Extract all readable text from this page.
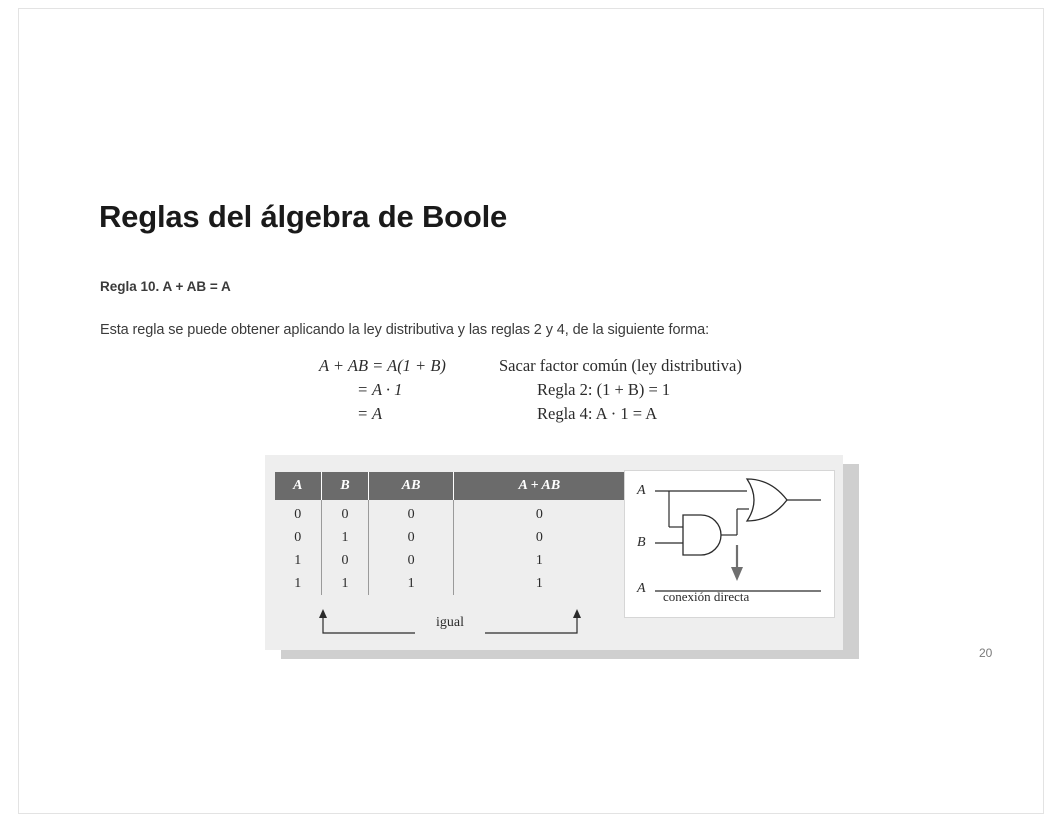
Reglas del álgebra de Boole
Regla 10. A + AB = A
Esta regla se puede obtener aplicando la ley distributiva y las reglas 2 y 4, de la siguiente forma:
A + AB = A(1 + B)	Sacar factor común (ley distributiva)
= A · 1	Regla 2: (1 + B) = 1
= A	Regla 4: A · 1 = A
A	B	AB	A + AB
0	0	0	0
0	1	0	0
1	0	0	1
1	1	1	1
igual
A
B
A
conexión directa
20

EXERCISE PROMPT
Reproduce all of the data exactly; the pictures do not belong in the copy.

ANSWER TO THE TASK
Extract all readable text from this page.
Reglas del álgebra de Boole
Regla 10. A + AB = A
Esta regla se puede obtener aplicando la ley distributiva y las reglas 2 y 4, de la siguiente forma:
A + AB = A(1 + B)	Sacar factor común (ley distributiva)
= A · 1	Regla 2: (1 + B) = 1
= A	Regla 4: A · 1 = A
A	B	AB	A + AB
0	0	0	0
0	1	0	0
1	0	0	1
1	1	1	1
igual
A
B
A
conexión directa
20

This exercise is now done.